Locate each line with the string "Βόλου" in the listing below and copy it.

## BEGIN Records for the task

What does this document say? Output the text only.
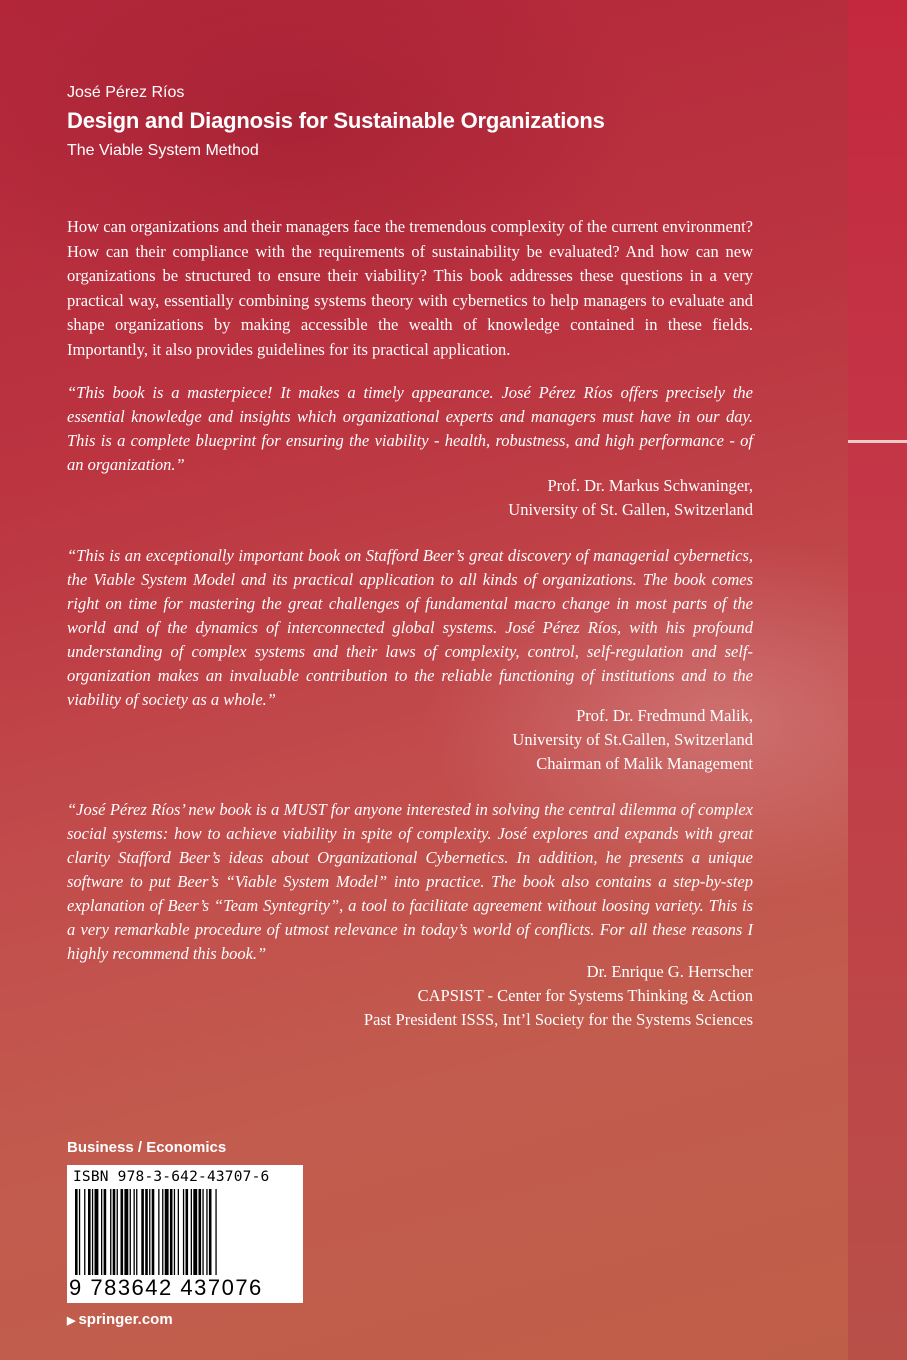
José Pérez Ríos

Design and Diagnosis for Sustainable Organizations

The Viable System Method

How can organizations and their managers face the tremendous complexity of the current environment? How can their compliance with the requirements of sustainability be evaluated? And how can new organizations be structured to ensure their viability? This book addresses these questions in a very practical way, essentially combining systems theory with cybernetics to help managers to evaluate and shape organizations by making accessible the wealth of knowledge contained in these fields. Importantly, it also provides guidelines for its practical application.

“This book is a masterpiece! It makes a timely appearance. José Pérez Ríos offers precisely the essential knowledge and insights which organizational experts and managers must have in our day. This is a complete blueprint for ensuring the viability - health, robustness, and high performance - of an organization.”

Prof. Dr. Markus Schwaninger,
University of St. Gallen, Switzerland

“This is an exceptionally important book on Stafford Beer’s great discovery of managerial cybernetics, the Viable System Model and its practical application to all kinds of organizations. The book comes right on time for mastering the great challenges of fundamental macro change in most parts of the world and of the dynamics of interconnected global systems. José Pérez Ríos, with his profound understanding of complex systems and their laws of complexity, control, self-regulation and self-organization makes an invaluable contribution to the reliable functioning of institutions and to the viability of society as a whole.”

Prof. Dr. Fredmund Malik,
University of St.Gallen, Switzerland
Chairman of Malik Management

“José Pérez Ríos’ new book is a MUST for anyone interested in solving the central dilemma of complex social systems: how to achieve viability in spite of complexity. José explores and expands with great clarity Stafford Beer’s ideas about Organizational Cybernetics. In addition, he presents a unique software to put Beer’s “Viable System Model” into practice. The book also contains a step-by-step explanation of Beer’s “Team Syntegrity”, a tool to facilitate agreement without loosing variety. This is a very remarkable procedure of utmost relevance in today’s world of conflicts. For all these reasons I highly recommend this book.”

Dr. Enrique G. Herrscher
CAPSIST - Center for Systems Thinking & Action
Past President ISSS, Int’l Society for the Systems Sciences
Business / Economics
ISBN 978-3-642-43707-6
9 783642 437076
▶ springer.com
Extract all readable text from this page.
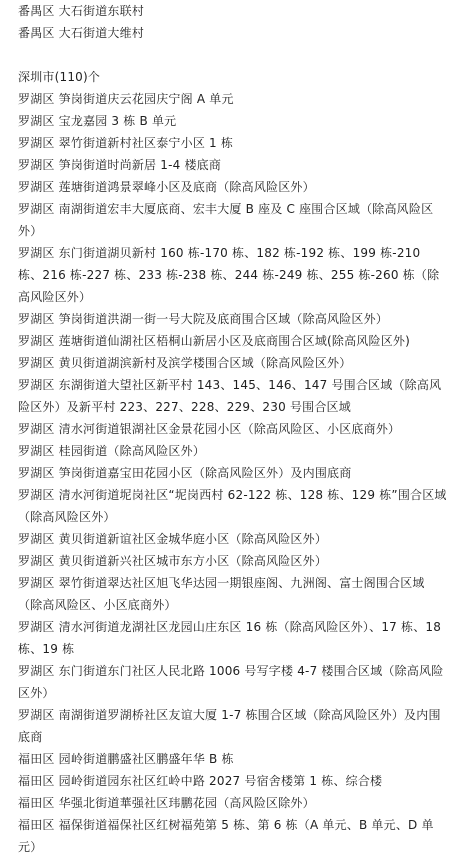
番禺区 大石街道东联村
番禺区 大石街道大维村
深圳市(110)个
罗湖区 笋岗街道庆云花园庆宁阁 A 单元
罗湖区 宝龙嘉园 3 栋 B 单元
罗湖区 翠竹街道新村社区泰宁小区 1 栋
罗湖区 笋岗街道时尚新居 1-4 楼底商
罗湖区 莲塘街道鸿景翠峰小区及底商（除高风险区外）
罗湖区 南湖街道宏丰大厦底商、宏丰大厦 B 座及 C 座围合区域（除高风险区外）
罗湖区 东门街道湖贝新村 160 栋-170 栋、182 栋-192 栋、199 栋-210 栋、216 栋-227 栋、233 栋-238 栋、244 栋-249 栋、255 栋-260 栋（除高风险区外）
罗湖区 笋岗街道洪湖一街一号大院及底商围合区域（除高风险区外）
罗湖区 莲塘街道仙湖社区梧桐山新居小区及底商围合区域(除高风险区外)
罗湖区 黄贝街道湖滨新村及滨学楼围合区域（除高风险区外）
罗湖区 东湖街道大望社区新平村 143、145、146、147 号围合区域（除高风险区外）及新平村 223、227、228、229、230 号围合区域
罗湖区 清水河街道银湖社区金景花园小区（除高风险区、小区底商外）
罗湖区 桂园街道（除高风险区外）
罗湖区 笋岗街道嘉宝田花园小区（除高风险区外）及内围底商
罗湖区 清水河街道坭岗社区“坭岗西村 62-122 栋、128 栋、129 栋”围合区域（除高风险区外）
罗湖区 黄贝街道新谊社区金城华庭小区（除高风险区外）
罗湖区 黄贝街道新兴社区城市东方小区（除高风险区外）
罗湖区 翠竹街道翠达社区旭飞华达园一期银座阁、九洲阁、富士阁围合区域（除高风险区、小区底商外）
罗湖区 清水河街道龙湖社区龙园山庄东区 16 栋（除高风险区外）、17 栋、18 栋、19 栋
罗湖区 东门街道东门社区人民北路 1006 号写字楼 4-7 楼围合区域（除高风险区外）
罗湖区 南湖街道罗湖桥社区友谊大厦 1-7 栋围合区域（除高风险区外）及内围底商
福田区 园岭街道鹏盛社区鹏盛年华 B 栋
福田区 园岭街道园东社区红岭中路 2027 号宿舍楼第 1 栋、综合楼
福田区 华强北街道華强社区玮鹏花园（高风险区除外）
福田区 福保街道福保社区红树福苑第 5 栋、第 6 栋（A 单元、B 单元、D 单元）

## END Records for the task
## BEGIN Records for the task

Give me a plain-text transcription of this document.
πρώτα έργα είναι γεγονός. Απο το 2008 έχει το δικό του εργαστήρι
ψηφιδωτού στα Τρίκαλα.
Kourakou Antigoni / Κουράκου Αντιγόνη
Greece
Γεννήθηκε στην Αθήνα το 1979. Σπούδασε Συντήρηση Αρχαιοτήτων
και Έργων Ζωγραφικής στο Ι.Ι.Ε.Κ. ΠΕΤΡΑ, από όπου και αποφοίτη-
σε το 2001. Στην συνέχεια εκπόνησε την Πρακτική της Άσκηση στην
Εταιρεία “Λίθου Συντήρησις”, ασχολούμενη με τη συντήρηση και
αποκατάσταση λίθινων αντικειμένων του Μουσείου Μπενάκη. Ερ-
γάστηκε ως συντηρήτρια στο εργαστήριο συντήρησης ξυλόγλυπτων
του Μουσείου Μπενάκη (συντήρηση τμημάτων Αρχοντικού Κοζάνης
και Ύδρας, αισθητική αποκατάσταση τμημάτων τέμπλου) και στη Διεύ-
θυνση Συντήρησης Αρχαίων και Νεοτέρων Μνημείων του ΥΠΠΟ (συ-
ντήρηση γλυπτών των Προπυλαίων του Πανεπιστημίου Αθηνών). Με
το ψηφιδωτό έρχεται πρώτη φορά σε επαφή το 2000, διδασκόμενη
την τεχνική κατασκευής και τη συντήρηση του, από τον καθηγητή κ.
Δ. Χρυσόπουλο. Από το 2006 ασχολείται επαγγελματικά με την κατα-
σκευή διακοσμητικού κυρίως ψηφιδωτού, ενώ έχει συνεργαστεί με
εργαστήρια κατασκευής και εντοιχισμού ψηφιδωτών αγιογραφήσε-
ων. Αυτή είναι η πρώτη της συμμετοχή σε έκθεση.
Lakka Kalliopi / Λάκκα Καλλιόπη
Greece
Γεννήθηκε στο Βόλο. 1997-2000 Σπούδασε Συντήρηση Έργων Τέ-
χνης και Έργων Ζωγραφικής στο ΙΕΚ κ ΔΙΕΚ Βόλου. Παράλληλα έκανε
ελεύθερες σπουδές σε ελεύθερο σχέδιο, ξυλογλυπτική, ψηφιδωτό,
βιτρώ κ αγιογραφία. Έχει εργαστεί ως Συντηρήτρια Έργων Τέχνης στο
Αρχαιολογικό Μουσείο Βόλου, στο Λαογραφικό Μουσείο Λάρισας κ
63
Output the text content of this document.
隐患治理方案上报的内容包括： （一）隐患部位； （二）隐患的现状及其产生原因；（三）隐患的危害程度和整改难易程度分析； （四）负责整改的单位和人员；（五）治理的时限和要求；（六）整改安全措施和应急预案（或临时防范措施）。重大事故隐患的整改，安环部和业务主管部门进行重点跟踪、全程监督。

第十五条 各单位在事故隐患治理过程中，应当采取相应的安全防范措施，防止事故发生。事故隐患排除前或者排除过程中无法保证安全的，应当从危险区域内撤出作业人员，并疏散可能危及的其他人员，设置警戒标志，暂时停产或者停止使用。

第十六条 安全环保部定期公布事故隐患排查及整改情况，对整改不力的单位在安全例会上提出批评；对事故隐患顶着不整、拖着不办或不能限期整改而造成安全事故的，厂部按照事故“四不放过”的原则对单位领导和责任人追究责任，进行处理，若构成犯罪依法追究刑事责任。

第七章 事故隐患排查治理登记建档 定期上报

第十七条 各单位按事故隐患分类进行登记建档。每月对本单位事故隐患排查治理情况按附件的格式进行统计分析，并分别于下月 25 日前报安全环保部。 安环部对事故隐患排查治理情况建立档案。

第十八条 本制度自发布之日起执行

## END Records for the task
## BEGIN Records for the task

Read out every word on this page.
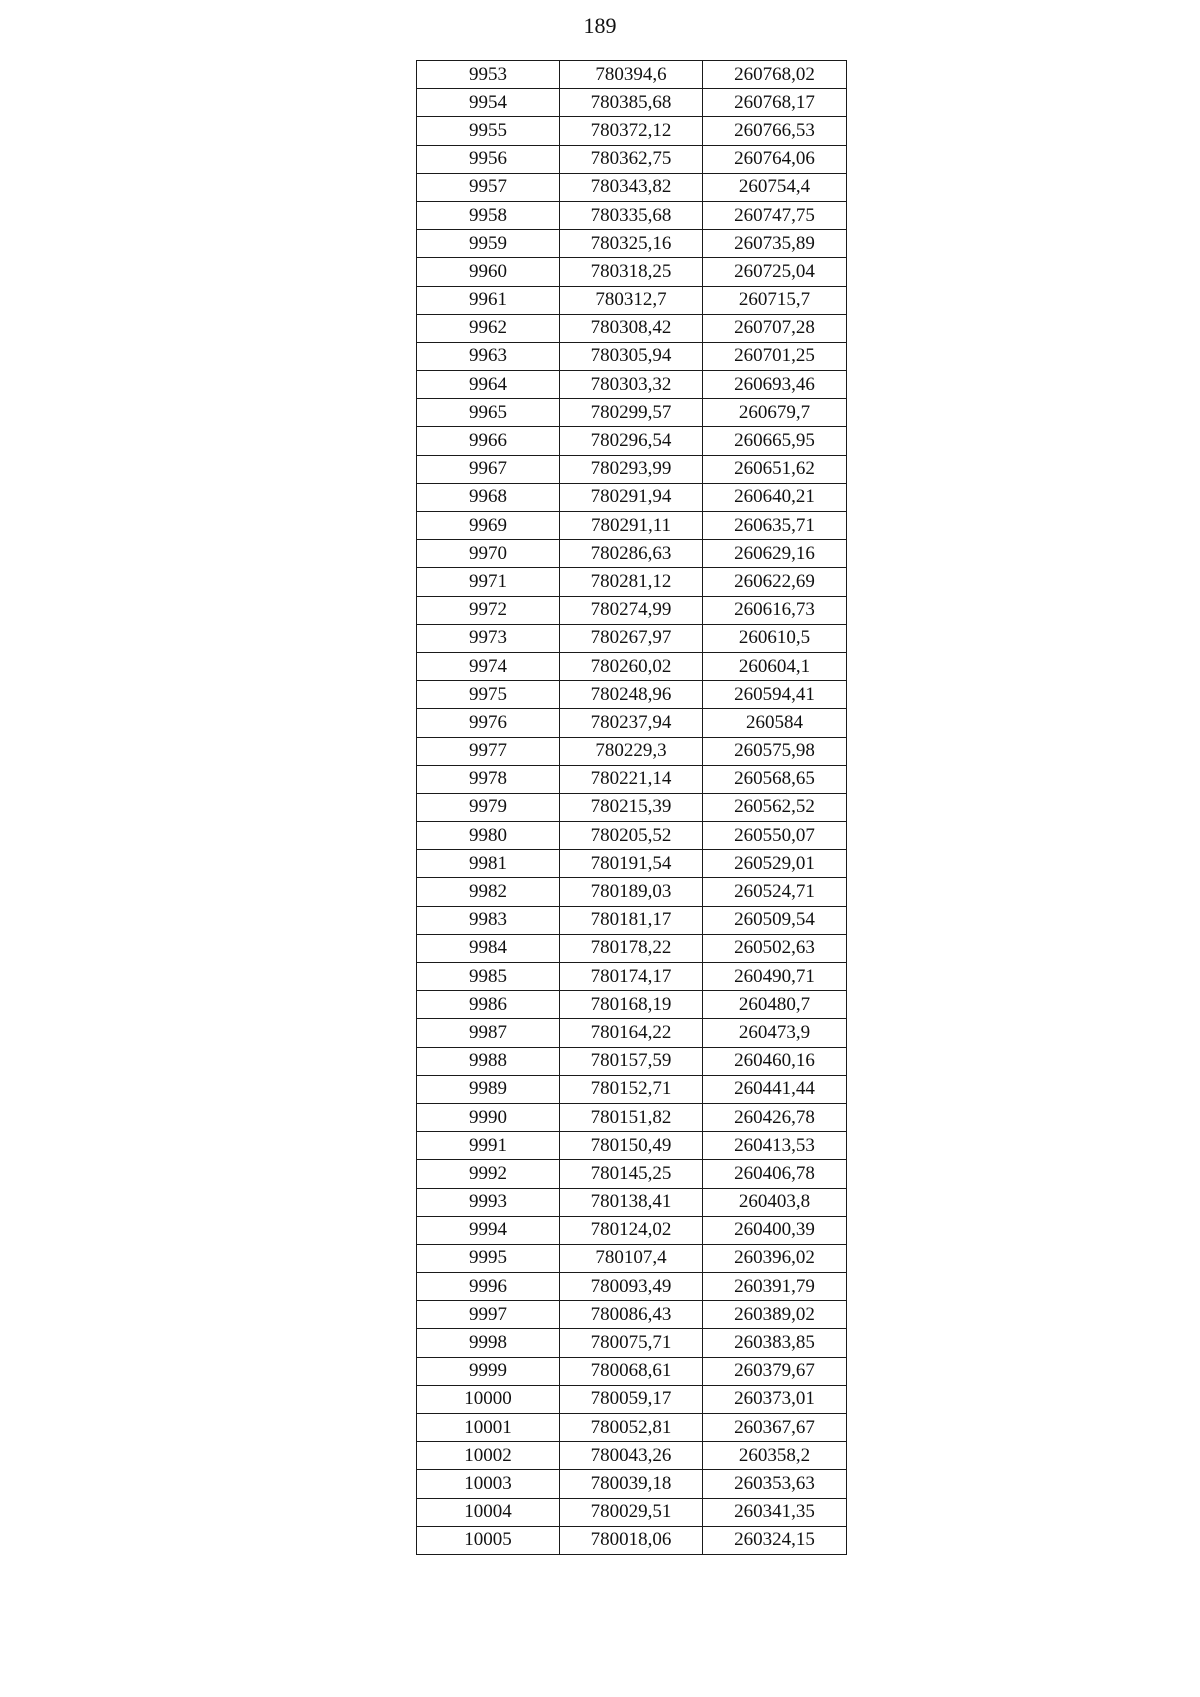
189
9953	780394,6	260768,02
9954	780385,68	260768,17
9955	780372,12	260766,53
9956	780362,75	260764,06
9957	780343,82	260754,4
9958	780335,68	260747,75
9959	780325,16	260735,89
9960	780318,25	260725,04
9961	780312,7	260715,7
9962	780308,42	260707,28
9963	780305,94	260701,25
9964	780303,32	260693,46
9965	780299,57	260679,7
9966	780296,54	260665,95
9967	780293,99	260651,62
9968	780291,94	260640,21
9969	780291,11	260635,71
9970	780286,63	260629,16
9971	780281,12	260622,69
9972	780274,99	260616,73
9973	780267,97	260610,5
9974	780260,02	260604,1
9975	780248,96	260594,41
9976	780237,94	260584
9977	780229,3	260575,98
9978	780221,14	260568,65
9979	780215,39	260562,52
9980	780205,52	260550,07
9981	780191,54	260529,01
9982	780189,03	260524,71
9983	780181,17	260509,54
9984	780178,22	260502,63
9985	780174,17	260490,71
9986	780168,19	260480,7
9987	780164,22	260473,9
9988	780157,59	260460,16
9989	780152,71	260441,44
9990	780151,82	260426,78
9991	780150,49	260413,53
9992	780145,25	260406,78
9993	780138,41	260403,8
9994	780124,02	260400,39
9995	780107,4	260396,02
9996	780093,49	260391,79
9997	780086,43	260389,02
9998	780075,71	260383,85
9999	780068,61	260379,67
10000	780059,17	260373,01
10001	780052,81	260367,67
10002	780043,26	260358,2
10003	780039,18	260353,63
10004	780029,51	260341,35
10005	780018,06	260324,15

## END Records for the task

* **Result of the exercise**:
χνης και Έργων Ζωγραφικής στο ΙΕΚ κ ΔΙΕΚ Βόλου. Παράλληλα έκανε
Αρχαιολογικό Μουσείο Βόλου, στο Λαογραφικό Μουσείο Λάρισας κ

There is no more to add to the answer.